#### Job:
Without altering anything, output the material below.

# START OF Stored rows

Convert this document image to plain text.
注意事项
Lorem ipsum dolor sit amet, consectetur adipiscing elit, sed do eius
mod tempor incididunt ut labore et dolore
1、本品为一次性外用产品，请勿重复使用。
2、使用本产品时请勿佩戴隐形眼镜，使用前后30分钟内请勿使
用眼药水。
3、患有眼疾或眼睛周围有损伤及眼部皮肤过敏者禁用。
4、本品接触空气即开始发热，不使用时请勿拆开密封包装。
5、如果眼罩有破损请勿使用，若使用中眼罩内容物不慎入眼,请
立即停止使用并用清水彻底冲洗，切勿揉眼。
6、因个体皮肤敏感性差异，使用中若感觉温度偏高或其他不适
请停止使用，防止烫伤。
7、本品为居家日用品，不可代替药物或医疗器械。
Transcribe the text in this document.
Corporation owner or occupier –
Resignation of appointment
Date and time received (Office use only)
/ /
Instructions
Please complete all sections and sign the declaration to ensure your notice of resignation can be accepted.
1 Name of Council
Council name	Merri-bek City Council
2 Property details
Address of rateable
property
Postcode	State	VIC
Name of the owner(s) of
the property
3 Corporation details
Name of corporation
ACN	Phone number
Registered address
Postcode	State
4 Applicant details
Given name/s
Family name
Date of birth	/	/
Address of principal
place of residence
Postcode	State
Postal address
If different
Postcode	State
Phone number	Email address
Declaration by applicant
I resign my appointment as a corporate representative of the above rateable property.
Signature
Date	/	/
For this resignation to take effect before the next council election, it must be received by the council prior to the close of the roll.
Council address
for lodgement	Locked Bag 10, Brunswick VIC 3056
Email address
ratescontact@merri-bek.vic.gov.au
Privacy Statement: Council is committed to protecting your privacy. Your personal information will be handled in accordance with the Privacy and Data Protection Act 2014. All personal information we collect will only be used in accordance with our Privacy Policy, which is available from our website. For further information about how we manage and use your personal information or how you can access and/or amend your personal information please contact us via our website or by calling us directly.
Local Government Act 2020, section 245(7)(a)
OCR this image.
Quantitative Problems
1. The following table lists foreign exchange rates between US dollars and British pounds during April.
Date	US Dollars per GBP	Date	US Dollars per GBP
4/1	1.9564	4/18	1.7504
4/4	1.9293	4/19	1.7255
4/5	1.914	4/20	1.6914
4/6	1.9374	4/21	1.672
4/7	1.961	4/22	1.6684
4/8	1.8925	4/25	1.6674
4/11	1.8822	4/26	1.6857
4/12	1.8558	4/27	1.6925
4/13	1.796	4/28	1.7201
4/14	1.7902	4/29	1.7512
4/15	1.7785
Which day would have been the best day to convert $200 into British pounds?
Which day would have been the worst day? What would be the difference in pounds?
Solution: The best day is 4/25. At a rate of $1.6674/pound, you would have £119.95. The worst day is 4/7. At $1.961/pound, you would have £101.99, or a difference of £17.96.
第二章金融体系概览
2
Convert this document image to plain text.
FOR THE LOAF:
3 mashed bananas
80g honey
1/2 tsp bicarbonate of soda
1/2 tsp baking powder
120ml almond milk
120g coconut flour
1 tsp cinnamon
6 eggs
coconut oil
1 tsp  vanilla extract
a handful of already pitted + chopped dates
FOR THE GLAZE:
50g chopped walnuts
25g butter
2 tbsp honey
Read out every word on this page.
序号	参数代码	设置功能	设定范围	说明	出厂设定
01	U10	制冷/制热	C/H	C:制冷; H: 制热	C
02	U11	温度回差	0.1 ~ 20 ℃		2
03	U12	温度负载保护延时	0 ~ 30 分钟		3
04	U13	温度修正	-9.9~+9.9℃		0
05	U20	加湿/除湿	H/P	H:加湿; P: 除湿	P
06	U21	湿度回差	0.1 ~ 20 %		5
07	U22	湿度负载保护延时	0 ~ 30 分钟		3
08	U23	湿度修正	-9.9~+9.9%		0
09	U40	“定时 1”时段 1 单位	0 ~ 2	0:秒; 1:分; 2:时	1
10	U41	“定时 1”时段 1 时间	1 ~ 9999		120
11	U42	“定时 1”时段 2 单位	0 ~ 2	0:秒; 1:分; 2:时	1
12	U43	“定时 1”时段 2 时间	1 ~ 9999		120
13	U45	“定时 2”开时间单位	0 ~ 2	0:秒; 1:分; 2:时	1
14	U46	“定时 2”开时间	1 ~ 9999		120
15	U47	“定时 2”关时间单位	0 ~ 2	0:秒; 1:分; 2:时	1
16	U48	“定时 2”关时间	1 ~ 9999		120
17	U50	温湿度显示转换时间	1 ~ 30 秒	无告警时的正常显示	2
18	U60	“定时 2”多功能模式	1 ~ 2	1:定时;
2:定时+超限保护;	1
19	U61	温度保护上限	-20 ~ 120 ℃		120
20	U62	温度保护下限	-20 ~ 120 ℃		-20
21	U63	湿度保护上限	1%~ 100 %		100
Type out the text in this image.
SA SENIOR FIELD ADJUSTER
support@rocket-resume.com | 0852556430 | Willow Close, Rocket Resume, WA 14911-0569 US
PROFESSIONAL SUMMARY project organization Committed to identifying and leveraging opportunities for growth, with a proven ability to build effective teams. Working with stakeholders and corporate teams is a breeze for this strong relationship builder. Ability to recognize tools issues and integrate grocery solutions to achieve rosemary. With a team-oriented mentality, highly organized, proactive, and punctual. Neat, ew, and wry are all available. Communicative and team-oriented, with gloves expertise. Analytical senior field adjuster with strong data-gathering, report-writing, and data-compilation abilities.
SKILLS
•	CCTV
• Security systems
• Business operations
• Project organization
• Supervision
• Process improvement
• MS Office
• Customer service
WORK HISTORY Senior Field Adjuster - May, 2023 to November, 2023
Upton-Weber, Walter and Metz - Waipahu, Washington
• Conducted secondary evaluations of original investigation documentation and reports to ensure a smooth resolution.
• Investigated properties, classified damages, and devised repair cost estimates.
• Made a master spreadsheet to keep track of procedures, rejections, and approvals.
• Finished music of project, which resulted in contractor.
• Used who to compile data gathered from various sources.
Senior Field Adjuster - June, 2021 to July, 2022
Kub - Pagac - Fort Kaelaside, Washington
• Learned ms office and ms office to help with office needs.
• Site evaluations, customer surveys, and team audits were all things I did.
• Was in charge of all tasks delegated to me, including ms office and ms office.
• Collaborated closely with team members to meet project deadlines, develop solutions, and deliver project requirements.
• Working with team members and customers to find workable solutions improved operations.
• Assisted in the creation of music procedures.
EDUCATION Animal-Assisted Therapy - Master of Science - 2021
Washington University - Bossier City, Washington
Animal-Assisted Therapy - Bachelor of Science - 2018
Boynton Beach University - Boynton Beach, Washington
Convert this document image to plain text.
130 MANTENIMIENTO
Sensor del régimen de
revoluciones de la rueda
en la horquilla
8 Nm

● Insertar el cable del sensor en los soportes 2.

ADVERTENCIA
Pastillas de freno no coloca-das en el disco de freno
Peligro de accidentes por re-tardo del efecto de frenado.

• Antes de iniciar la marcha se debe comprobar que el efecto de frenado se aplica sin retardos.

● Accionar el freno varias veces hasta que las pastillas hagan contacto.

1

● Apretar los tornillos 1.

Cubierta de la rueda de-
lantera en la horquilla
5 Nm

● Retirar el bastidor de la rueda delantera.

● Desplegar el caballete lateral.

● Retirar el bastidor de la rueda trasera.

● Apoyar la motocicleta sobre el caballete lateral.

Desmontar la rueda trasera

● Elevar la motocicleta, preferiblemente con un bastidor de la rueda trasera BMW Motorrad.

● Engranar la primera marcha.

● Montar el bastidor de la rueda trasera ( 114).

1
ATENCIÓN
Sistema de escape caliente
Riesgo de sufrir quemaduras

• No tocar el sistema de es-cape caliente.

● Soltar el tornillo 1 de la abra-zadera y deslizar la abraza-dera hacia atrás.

# END OF Stored rows

#### Result below:
Convert this document image to plain text.
注意事项
Lorem ipsum dolor sit amet, consectetur adipiscing elit, sed do eius
mod tempor incididunt ut labore et dolore
1、本品为一次性外用产品，请勿重复使用。
2、使用本产品时请勿佩戴隐形眼镜，使用前后30分钟内请勿使
用眼药水。
3、患有眼疾或眼睛周围有损伤及眼部皮肤过敏者禁用。
4、本品接触空气即开始发热，不使用时请勿拆开密封包装。
5、如果眼罩有破损请勿使用，若使用中眼罩内容物不慎入眼,请
立即停止使用并用清水彻底冲洗，切勿揉眼。
6、因个体皮肤敏感性差异，使用中若感觉温度偏高或其他不适
请停止使用，防止烫伤。
7、本品为居家日用品，不可代替药物或医疗器械。
Transcribe the text in this document.
Corporation owner or occupier –
Resignation of appointment
Date and time received (Office use only)
/ /
Instructions
Please complete all sections and sign the declaration to ensure your notice of resignation can be accepted.
1 Name of Council
Council name	Merri-bek City Council
2 Property details
Address of rateable
property
Postcode	State	VIC
Name of the owner(s) of
the property
3 Corporation details
Name of corporation
ACN	Phone number
Registered address
Postcode	State
4 Applicant details
Given name/s
Family name
Date of birth	/	/
Address of principal
place of residence
Postcode	State
Postal address
If different
Postcode	State
Phone number	Email address
Declaration by applicant
I resign my appointment as a corporate representative of the above rateable property.
Signature
Date	/	/
For this resignation to take effect before the next council election, it must be received by the council prior to the close of the roll.
Council address
for lodgement	Locked Bag 10, Brunswick VIC 3056
Email address
ratescontact@merri-bek.vic.gov.au
Privacy Statement: Council is committed to protecting your privacy. Your personal information will be handled in accordance with the Privacy and Data Protection Act 2014. All personal information we collect will only be used in accordance with our Privacy Policy, which is available from our website. For further information about how we manage and use your personal information or how you can access and/or amend your personal information please contact us via our website or by calling us directly.
Local Government Act 2020, section 245(7)(a)
OCR this image.
Quantitative Problems
1. The following table lists foreign exchange rates between US dollars and British pounds during April.
Date	US Dollars per GBP	Date	US Dollars per GBP
4/1	1.9564	4/18	1.7504
4/4	1.9293	4/19	1.7255
4/5	1.914	4/20	1.6914
4/6	1.9374	4/21	1.672
4/7	1.961	4/22	1.6684
4/8	1.8925	4/25	1.6674
4/11	1.8822	4/26	1.6857
4/12	1.8558	4/27	1.6925
4/13	1.796	4/28	1.7201
4/14	1.7902	4/29	1.7512
4/15	1.7785
Which day would have been the best day to convert $200 into British pounds?
Which day would have been the worst day? What would be the difference in pounds?
Solution: The best day is 4/25. At a rate of $1.6674/pound, you would have £119.95. The worst day is 4/7. At $1.961/pound, you would have £101.99, or a difference of £17.96.
第二章金融体系概览
2
Convert this document image to plain text.
FOR THE LOAF:
3 mashed bananas
80g honey
1/2 tsp bicarbonate of soda
1/2 tsp baking powder
120ml almond milk
120g coconut flour
1 tsp cinnamon
6 eggs
coconut oil
1 tsp  vanilla extract
a handful of already pitted + chopped dates
FOR THE GLAZE:
50g chopped walnuts
25g butter
2 tbsp honey
Read out every word on this page.
序号	参数代码	设置功能	设定范围	说明	出厂设定
01	U10	制冷/制热	C/H	C:制冷; H: 制热	C
02	U11	温度回差	0.1 ~ 20 ℃		2
03	U12	温度负载保护延时	0 ~ 30 分钟		3
04	U13	温度修正	-9.9~+9.9℃		0
05	U20	加湿/除湿	H/P	H:加湿; P: 除湿	P
06	U21	湿度回差	0.1 ~ 20 %		5
07	U22	湿度负载保护延时	0 ~ 30 分钟		3
08	U23	湿度修正	-9.9~+9.9%		0
09	U40	“定时 1”时段 1 单位	0 ~ 2	0:秒; 1:分; 2:时	1
10	U41	“定时 1”时段 1 时间	1 ~ 9999		120
11	U42	“定时 1”时段 2 单位	0 ~ 2	0:秒; 1:分; 2:时	1
12	U43	“定时 1”时段 2 时间	1 ~ 9999		120
13	U45	“定时 2”开时间单位	0 ~ 2	0:秒; 1:分; 2:时	1
14	U46	“定时 2”开时间	1 ~ 9999		120
15	U47	“定时 2”关时间单位	0 ~ 2	0:秒; 1:分; 2:时	1
16	U48	“定时 2”关时间	1 ~ 9999		120
17	U50	温湿度显示转换时间	1 ~ 30 秒	无告警时的正常显示	2
18	U60	“定时 2”多功能模式	1 ~ 2	1:定时;
2:定时+超限保护;	1
19	U61	温度保护上限	-20 ~ 120 ℃		120
20	U62	温度保护下限	-20 ~ 120 ℃		-20
21	U63	湿度保护上限	1%~ 100 %		100
Type out the text in this image.
SA SENIOR FIELD ADJUSTER
support@rocket-resume.com | 0852556430 | Willow Close, Rocket Resume, WA 14911-0569 US
PROFESSIONAL SUMMARY project organization Committed to identifying and leveraging opportunities for growth, with a proven ability to build effective teams. Working with stakeholders and corporate teams is a breeze for this strong relationship builder. Ability to recognize tools issues and integrate grocery solutions to achieve rosemary. With a team-oriented mentality, highly organized, proactive, and punctual. Neat, ew, and wry are all available. Communicative and team-oriented, with gloves expertise. Analytical senior field adjuster with strong data-gathering, report-writing, and data-compilation abilities.
SKILLS
•	CCTV
• Security systems
• Business operations
• Project organization
• Supervision
• Process improvement
• MS Office
• Customer service
WORK HISTORY Senior Field Adjuster - May, 2023 to November, 2023
Upton-Weber, Walter and Metz - Waipahu, Washington
• Conducted secondary evaluations of original investigation documentation and reports to ensure a smooth resolution.
• Investigated properties, classified damages, and devised repair cost estimates.
• Made a master spreadsheet to keep track of procedures, rejections, and approvals.
• Finished music of project, which resulted in contractor.
• Used who to compile data gathered from various sources.
Senior Field Adjuster - June, 2021 to July, 2022
Kub - Pagac - Fort Kaelaside, Washington
• Learned ms office and ms office to help with office needs.
• Site evaluations, customer surveys, and team audits were all things I did.
• Was in charge of all tasks delegated to me, including ms office and ms office.
• Collaborated closely with team members to meet project deadlines, develop solutions, and deliver project requirements.
• Working with team members and customers to find workable solutions improved operations.
• Assisted in the creation of music procedures.
EDUCATION Animal-Assisted Therapy - Master of Science - 2021
Washington University - Bossier City, Washington
Animal-Assisted Therapy - Bachelor of Science - 2018
Boynton Beach University - Boynton Beach, Washington
Convert this document image to plain text.
130 MANTENIMIENTO
Sensor del régimen de
revoluciones de la rueda
en la horquilla
8 Nm

● Insertar el cable del sensor en los soportes 2.

ADVERTENCIA
Pastillas de freno no coloca-das en el disco de freno
Peligro de accidentes por re-tardo del efecto de frenado.

• Antes de iniciar la marcha se debe comprobar que el efecto de frenado se aplica sin retardos.

● Accionar el freno varias veces hasta que las pastillas hagan contacto.

1

● Apretar los tornillos 1.

Cubierta de la rueda de-
lantera en la horquilla
5 Nm

● Retirar el bastidor de la rueda delantera.

● Desplegar el caballete lateral.

● Retirar el bastidor de la rueda trasera.

● Apoyar la motocicleta sobre el caballete lateral.

Desmontar la rueda trasera

● Elevar la motocicleta, preferiblemente con un bastidor de la rueda trasera BMW Motorrad.

● Engranar la primera marcha.

● Montar el bastidor de la rueda trasera ( 114).

1
ATENCIÓN
Sistema de escape caliente
Riesgo de sufrir quemaduras

• No tocar el sistema de es-cape caliente.

● Soltar el tornillo 1 de la abra-zadera y deslizar la abraza-dera hacia atrás.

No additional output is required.